(Dataset excerpts)
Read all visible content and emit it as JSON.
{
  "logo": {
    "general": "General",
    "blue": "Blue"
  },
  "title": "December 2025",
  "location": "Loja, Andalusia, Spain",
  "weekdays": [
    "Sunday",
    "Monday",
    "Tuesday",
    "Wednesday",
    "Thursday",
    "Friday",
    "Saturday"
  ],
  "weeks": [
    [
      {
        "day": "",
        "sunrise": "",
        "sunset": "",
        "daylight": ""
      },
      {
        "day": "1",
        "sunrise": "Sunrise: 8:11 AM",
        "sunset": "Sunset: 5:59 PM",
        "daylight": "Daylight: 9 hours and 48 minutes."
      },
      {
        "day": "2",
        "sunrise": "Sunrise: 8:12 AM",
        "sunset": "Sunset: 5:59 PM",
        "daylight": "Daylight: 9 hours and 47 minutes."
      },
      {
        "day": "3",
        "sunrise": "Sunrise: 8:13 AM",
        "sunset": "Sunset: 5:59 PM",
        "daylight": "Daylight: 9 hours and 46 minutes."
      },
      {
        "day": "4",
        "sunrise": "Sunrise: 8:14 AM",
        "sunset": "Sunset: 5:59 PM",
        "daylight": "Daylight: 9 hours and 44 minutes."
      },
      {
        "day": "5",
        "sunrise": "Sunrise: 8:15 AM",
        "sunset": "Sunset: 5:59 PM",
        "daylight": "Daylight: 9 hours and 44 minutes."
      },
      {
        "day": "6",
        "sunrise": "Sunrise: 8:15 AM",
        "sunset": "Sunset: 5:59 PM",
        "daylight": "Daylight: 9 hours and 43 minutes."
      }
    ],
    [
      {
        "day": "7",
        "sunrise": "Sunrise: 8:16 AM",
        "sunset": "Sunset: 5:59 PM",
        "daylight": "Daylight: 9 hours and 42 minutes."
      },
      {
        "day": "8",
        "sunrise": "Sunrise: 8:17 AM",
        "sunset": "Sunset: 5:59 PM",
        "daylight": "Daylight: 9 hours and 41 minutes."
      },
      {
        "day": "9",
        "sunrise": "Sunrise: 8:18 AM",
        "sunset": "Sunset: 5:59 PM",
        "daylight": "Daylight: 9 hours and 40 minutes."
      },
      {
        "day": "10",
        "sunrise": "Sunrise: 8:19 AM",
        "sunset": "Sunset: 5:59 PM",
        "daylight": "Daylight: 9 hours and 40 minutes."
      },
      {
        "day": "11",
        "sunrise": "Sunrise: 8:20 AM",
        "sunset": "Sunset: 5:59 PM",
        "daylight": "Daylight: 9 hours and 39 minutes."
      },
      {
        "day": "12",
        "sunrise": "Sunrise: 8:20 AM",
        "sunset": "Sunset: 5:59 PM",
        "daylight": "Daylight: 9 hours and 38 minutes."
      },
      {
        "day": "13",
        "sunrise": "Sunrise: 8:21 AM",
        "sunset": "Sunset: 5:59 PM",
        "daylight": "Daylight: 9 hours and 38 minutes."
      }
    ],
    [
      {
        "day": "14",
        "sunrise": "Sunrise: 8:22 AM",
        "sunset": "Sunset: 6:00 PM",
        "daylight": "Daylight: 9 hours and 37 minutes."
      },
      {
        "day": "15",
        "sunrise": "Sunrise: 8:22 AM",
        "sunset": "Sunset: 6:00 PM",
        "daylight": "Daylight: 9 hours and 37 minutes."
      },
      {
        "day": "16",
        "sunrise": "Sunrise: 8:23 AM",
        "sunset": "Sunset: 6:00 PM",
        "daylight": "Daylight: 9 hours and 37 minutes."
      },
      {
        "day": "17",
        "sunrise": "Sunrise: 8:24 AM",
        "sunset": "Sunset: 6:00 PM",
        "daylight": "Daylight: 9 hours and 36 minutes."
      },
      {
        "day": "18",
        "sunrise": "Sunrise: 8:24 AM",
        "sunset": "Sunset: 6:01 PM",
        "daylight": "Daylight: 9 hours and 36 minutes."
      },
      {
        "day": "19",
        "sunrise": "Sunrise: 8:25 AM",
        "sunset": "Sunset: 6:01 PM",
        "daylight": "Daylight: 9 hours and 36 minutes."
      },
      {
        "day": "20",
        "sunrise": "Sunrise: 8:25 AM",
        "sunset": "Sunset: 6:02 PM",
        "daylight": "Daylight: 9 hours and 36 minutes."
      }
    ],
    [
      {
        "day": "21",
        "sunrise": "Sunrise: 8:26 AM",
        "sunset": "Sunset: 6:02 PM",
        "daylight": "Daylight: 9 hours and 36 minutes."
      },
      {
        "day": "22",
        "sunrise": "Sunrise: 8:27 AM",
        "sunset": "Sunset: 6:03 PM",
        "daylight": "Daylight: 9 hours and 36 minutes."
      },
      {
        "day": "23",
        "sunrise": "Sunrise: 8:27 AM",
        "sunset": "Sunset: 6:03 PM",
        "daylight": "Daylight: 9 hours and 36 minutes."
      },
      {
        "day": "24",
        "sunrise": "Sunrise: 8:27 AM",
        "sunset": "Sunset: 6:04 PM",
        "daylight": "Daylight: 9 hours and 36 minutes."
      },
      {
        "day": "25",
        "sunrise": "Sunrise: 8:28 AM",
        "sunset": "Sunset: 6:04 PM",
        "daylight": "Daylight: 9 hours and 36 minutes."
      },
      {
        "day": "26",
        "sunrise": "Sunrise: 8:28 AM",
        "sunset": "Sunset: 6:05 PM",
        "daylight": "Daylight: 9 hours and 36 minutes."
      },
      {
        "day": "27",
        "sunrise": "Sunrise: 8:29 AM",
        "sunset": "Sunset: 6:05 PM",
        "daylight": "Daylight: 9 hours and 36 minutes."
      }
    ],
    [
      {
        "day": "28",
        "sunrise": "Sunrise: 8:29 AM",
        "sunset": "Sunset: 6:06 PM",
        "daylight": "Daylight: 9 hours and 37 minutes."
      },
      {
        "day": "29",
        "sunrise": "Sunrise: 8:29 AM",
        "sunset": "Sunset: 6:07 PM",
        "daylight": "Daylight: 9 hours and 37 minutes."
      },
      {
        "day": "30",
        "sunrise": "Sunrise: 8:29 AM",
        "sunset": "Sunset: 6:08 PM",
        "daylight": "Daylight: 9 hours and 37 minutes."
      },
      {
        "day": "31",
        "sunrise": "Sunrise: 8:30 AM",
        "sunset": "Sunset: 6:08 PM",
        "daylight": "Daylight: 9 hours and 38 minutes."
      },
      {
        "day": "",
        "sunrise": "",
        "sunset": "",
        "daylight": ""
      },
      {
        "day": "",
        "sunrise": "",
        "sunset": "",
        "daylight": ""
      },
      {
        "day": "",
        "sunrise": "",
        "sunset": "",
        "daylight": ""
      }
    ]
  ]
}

## [What is needed]
Restate the listing above word for word.

## [Solved problem]
Read all visible content and emit it as JSON.
{
  "logo": {
    "general": "General",
    "blue": "Blue"
  },
  "title": "December 2025",
  "location": "Loja, Andalusia, Spain",
  "weekdays": [
    "Sunday",
    "Monday",
    "Tuesday",
    "Wednesday",
    "Thursday",
    "Friday",
    "Saturday"
  ],
  "weeks": [
    [
      {
        "day": "",
        "sunrise": "",
        "sunset": "",
        "daylight": ""
      },
      {
        "day": "1",
        "sunrise": "Sunrise: 8:11 AM",
        "sunset": "Sunset: 5:59 PM",
        "daylight": "Daylight: 9 hours and 48 minutes."
      },
      {
        "day": "2",
        "sunrise": "Sunrise: 8:12 AM",
        "sunset": "Sunset: 5:59 PM",
        "daylight": "Daylight: 9 hours and 47 minutes."
      },
      {
        "day": "3",
        "sunrise": "Sunrise: 8:13 AM",
        "sunset": "Sunset: 5:59 PM",
        "daylight": "Daylight: 9 hours and 46 minutes."
      },
      {
        "day": "4",
        "sunrise": "Sunrise: 8:14 AM",
        "sunset": "Sunset: 5:59 PM",
        "daylight": "Daylight: 9 hours and 44 minutes."
      },
      {
        "day": "5",
        "sunrise": "Sunrise: 8:15 AM",
        "sunset": "Sunset: 5:59 PM",
        "daylight": "Daylight: 9 hours and 44 minutes."
      },
      {
        "day": "6",
        "sunrise": "Sunrise: 8:15 AM",
        "sunset": "Sunset: 5:59 PM",
        "daylight": "Daylight: 9 hours and 43 minutes."
      }
    ],
    [
      {
        "day": "7",
        "sunrise": "Sunrise: 8:16 AM",
        "sunset": "Sunset: 5:59 PM",
        "daylight": "Daylight: 9 hours and 42 minutes."
      },
      {
        "day": "8",
        "sunrise": "Sunrise: 8:17 AM",
        "sunset": "Sunset: 5:59 PM",
        "daylight": "Daylight: 9 hours and 41 minutes."
      },
      {
        "day": "9",
        "sunrise": "Sunrise: 8:18 AM",
        "sunset": "Sunset: 5:59 PM",
        "daylight": "Daylight: 9 hours and 40 minutes."
      },
      {
        "day": "10",
        "sunrise": "Sunrise: 8:19 AM",
        "sunset": "Sunset: 5:59 PM",
        "daylight": "Daylight: 9 hours and 40 minutes."
      },
      {
        "day": "11",
        "sunrise": "Sunrise: 8:20 AM",
        "sunset": "Sunset: 5:59 PM",
        "daylight": "Daylight: 9 hours and 39 minutes."
      },
      {
        "day": "12",
        "sunrise": "Sunrise: 8:20 AM",
        "sunset": "Sunset: 5:59 PM",
        "daylight": "Daylight: 9 hours and 38 minutes."
      },
      {
        "day": "13",
        "sunrise": "Sunrise: 8:21 AM",
        "sunset": "Sunset: 5:59 PM",
        "daylight": "Daylight: 9 hours and 38 minutes."
      }
    ],
    [
      {
        "day": "14",
        "sunrise": "Sunrise: 8:22 AM",
        "sunset": "Sunset: 6:00 PM",
        "daylight": "Daylight: 9 hours and 37 minutes."
      },
      {
        "day": "15",
        "sunrise": "Sunrise: 8:22 AM",
        "sunset": "Sunset: 6:00 PM",
        "daylight": "Daylight: 9 hours and 37 minutes."
      },
      {
        "day": "16",
        "sunrise": "Sunrise: 8:23 AM",
        "sunset": "Sunset: 6:00 PM",
        "daylight": "Daylight: 9 hours and 37 minutes."
      },
      {
        "day": "17",
        "sunrise": "Sunrise: 8:24 AM",
        "sunset": "Sunset: 6:00 PM",
        "daylight": "Daylight: 9 hours and 36 minutes."
      },
      {
        "day": "18",
        "sunrise": "Sunrise: 8:24 AM",
        "sunset": "Sunset: 6:01 PM",
        "daylight": "Daylight: 9 hours and 36 minutes."
      },
      {
        "day": "19",
        "sunrise": "Sunrise: 8:25 AM",
        "sunset": "Sunset: 6:01 PM",
        "daylight": "Daylight: 9 hours and 36 minutes."
      },
      {
        "day": "20",
        "sunrise": "Sunrise: 8:25 AM",
        "sunset": "Sunset: 6:02 PM",
        "daylight": "Daylight: 9 hours and 36 minutes."
      }
    ],
    [
      {
        "day": "21",
        "sunrise": "Sunrise: 8:26 AM",
        "sunset": "Sunset: 6:02 PM",
        "daylight": "Daylight: 9 hours and 36 minutes."
      },
      {
        "day": "22",
        "sunrise": "Sunrise: 8:27 AM",
        "sunset": "Sunset: 6:03 PM",
        "daylight": "Daylight: 9 hours and 36 minutes."
      },
      {
        "day": "23",
        "sunrise": "Sunrise: 8:27 AM",
        "sunset": "Sunset: 6:03 PM",
        "daylight": "Daylight: 9 hours and 36 minutes."
      },
      {
        "day": "24",
        "sunrise": "Sunrise: 8:27 AM",
        "sunset": "Sunset: 6:04 PM",
        "daylight": "Daylight: 9 hours and 36 minutes."
      },
      {
        "day": "25",
        "sunrise": "Sunrise: 8:28 AM",
        "sunset": "Sunset: 6:04 PM",
        "daylight": "Daylight: 9 hours and 36 minutes."
      },
      {
        "day": "26",
        "sunrise": "Sunrise: 8:28 AM",
        "sunset": "Sunset: 6:05 PM",
        "daylight": "Daylight: 9 hours and 36 minutes."
      },
      {
        "day": "27",
        "sunrise": "Sunrise: 8:29 AM",
        "sunset": "Sunset: 6:05 PM",
        "daylight": "Daylight: 9 hours and 36 minutes."
      }
    ],
    [
      {
        "day": "28",
        "sunrise": "Sunrise: 8:29 AM",
        "sunset": "Sunset: 6:06 PM",
        "daylight": "Daylight: 9 hours and 37 minutes."
      },
      {
        "day": "29",
        "sunrise": "Sunrise: 8:29 AM",
        "sunset": "Sunset: 6:07 PM",
        "daylight": "Daylight: 9 hours and 37 minutes."
      },
      {
        "day": "30",
        "sunrise": "Sunrise: 8:29 AM",
        "sunset": "Sunset: 6:08 PM",
        "daylight": "Daylight: 9 hours and 37 minutes."
      },
      {
        "day": "31",
        "sunrise": "Sunrise: 8:30 AM",
        "sunset": "Sunset: 6:08 PM",
        "daylight": "Daylight: 9 hours and 38 minutes."
      },
      {
        "day": "",
        "sunrise": "",
        "sunset": "",
        "daylight": ""
      },
      {
        "day": "",
        "sunrise": "",
        "sunset": "",
        "daylight": ""
      },
      {
        "day": "",
        "sunrise": "",
        "sunset": "",
        "daylight": ""
      }
    ]
  ]
}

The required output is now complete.